## START
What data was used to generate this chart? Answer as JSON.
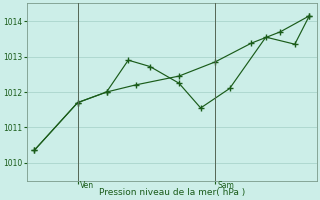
{
  "title": "",
  "xlabel": "Pression niveau de la mer( hPa )",
  "bg_color": "#cceee8",
  "grid_color": "#aad4cc",
  "line_color": "#1a5c1a",
  "ylim": [
    1009.5,
    1014.5
  ],
  "yticks": [
    1010,
    1011,
    1012,
    1013,
    1014
  ],
  "xlim": [
    0,
    20
  ],
  "ven_x": 3.5,
  "sam_x": 13.0,
  "s1_x": [
    0.5,
    3.5,
    5.5,
    7.0,
    8.5,
    10.5,
    12.0,
    14.0,
    16.5,
    18.5,
    19.5
  ],
  "s1_y": [
    1010.35,
    1011.7,
    1012.0,
    1012.9,
    1012.72,
    1012.25,
    1011.55,
    1012.1,
    1013.55,
    1013.35,
    1014.15
  ],
  "s2_x": [
    0.5,
    3.5,
    5.5,
    7.5,
    10.5,
    13.0,
    15.5,
    17.5,
    19.5
  ],
  "s2_y": [
    1010.35,
    1011.7,
    1012.0,
    1012.2,
    1012.45,
    1012.85,
    1013.38,
    1013.7,
    1014.15
  ]
}
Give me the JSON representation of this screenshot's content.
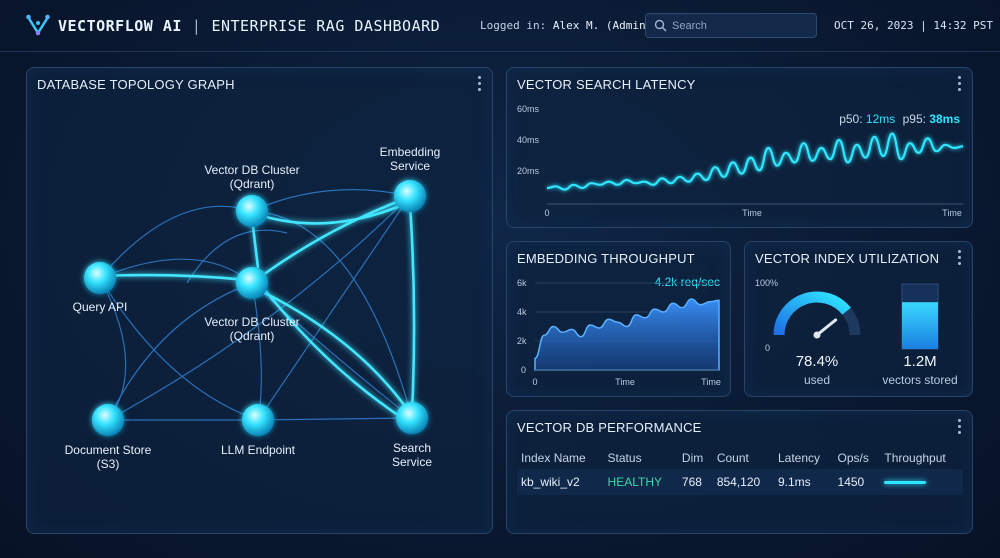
{
  "header": {
    "brand": "VECTORFLOW AI",
    "subtitle": "ENTERPRISE RAG DASHBOARD",
    "login_label": "Logged in:",
    "login_user": "Alex M. (Admin)",
    "search_placeholder": "Search",
    "datetime": "OCT 26, 2023 | 14:32 PST"
  },
  "topology": {
    "title": "DATABASE TOPOLOGY GRAPH",
    "nodes": {
      "vdb_top": "Vector DB Cluster (Qdrant)",
      "vdb_mid": "Vector DB Cluster (Qdrant)",
      "query_api": "Query API",
      "embedding": "Embedding Service",
      "doc_store": "Document Store (S3)",
      "llm": "LLM Endpoint",
      "search": "Search Service"
    }
  },
  "latency": {
    "title": "VECTOR SEARCH LATENCY",
    "p50_label": "p50:",
    "p50_value": "12ms",
    "p95_label": "p95:",
    "p95_value": "38ms",
    "y_ticks": [
      "60ms",
      "40ms",
      "20ms"
    ],
    "x_start": "0",
    "x_mid": "Time",
    "x_end": "Time"
  },
  "throughput": {
    "title": "EMBEDDING THROUGHPUT",
    "rate": "4.2k req/sec",
    "y_ticks": [
      "6k",
      "4k",
      "2k",
      "0"
    ],
    "x_start": "0",
    "x_mid": "Time",
    "x_end": "Time"
  },
  "utilization": {
    "title": "VECTOR INDEX UTILIZATION",
    "gauge_max": "100%",
    "gauge_min": "0",
    "used_value": "78.4%",
    "used_label": "used",
    "used_fraction": 0.784,
    "stored_value": "1.2M",
    "stored_label": "vectors stored",
    "stored_fill_fraction": 0.72
  },
  "performance": {
    "title": "VECTOR DB PERFORMANCE",
    "columns": [
      "Index Name",
      "Status",
      "Dim",
      "Count",
      "Latency",
      "Ops/s",
      "Throughput"
    ],
    "rows": [
      {
        "index_name": "kb_wiki_v2",
        "status": "HEALTHY",
        "dim": "768",
        "count": "854,120",
        "latency": "9.1ms",
        "ops": "1450"
      }
    ]
  },
  "colors": {
    "accent": "#2ee6ff",
    "healthy": "#3fd7a6",
    "panel_border": "#2a4366",
    "background": "#0a1a33"
  },
  "chart_data": [
    {
      "type": "line",
      "title": "VECTOR SEARCH LATENCY",
      "ylim": [
        0,
        60
      ],
      "y_unit": "ms",
      "values": [
        10,
        11,
        9,
        12,
        10,
        13,
        12,
        14,
        12,
        15,
        13,
        14,
        12,
        16,
        13,
        17,
        14,
        19,
        15,
        23,
        17,
        26,
        19,
        29,
        21,
        35,
        24,
        32,
        26,
        38,
        27,
        35,
        28,
        40,
        26,
        37,
        29,
        42,
        30,
        44,
        28,
        38,
        32,
        41,
        33,
        37,
        35,
        36
      ]
    },
    {
      "type": "area",
      "title": "EMBEDDING THROUGHPUT",
      "ylim": [
        0,
        6000
      ],
      "values": [
        800,
        2400,
        3000,
        2600,
        2800,
        2300,
        3100,
        2900,
        3500,
        3300,
        3000,
        3800,
        3600,
        4200,
        4000,
        4600,
        4300,
        4900,
        4500,
        4700,
        4800
      ]
    }
  ]
}
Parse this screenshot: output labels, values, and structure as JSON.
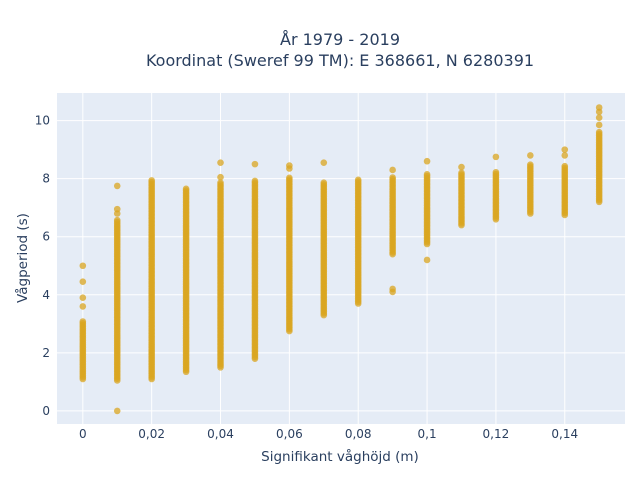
{
  "chart_data": {
    "type": "scatter",
    "title_line1": "År 1979 - 2019",
    "title_line2": "Koordinat (Sweref 99 TM): E 368661, N 6280391",
    "xlabel": "Signifikant våghöjd (m)",
    "ylabel": "Vågperiod (s)",
    "xlim": [
      -0.0075,
      0.1575
    ],
    "ylim": [
      -0.45,
      10.95
    ],
    "grid": true,
    "legend": "none",
    "colors": {
      "marker": "#DAA520",
      "plot_bg": "#E5ECF6",
      "grid": "#ffffff",
      "text": "#2a3f5f"
    },
    "x_ticks": [
      {
        "value": 0,
        "label": "0"
      },
      {
        "value": 0.02,
        "label": "0,02"
      },
      {
        "value": 0.04,
        "label": "0,04"
      },
      {
        "value": 0.06,
        "label": "0,06"
      },
      {
        "value": 0.08,
        "label": "0,08"
      },
      {
        "value": 0.1,
        "label": "0,1"
      },
      {
        "value": 0.12,
        "label": "0,12"
      },
      {
        "value": 0.14,
        "label": "0,14"
      }
    ],
    "y_ticks": [
      {
        "value": 0,
        "label": "0"
      },
      {
        "value": 2,
        "label": "2"
      },
      {
        "value": 4,
        "label": "4"
      },
      {
        "value": 6,
        "label": "6"
      },
      {
        "value": 8,
        "label": "8"
      },
      {
        "value": 10,
        "label": "10"
      }
    ],
    "columns": [
      {
        "x": 0,
        "ymin": 1.1,
        "ymax": 3.1,
        "outliers": [
          3.6,
          3.9,
          4.45,
          5.0
        ]
      },
      {
        "x": 0.01,
        "ymin": 1.05,
        "ymax": 6.6,
        "outliers": [
          0.0,
          6.8,
          6.95,
          7.75
        ]
      },
      {
        "x": 0.02,
        "ymin": 1.1,
        "ymax": 7.95,
        "outliers": []
      },
      {
        "x": 0.03,
        "ymin": 1.35,
        "ymax": 7.7,
        "outliers": []
      },
      {
        "x": 0.04,
        "ymin": 1.5,
        "ymax": 7.9,
        "outliers": [
          8.05,
          8.55
        ]
      },
      {
        "x": 0.05,
        "ymin": 1.8,
        "ymax": 7.95,
        "outliers": [
          8.5
        ]
      },
      {
        "x": 0.06,
        "ymin": 2.75,
        "ymax": 8.05,
        "outliers": [
          8.35,
          8.45
        ]
      },
      {
        "x": 0.07,
        "ymin": 3.3,
        "ymax": 7.9,
        "outliers": [
          8.55
        ]
      },
      {
        "x": 0.08,
        "ymin": 3.7,
        "ymax": 8.0,
        "outliers": []
      },
      {
        "x": 0.09,
        "ymin": 5.4,
        "ymax": 8.05,
        "outliers": [
          4.1,
          4.2,
          8.3
        ]
      },
      {
        "x": 0.1,
        "ymin": 5.75,
        "ymax": 8.15,
        "outliers": [
          5.2,
          8.6
        ]
      },
      {
        "x": 0.11,
        "ymin": 6.4,
        "ymax": 8.2,
        "outliers": [
          8.4
        ]
      },
      {
        "x": 0.12,
        "ymin": 6.6,
        "ymax": 8.25,
        "outliers": [
          8.75
        ]
      },
      {
        "x": 0.13,
        "ymin": 6.8,
        "ymax": 8.5,
        "outliers": [
          8.8
        ]
      },
      {
        "x": 0.14,
        "ymin": 6.75,
        "ymax": 8.45,
        "outliers": [
          8.8,
          9.0
        ]
      },
      {
        "x": 0.15,
        "ymin": 7.2,
        "ymax": 9.6,
        "outliers": [
          9.85,
          10.1,
          10.3,
          10.45
        ]
      }
    ]
  }
}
## END
In the lines above, find each one with "Cluster" and list it.

COMPLETE OUTPUT –
      "vdb_top": "Vector DB Cluster (Qdrant)",
      "vdb_mid": "Vector DB Cluster (Qdrant)",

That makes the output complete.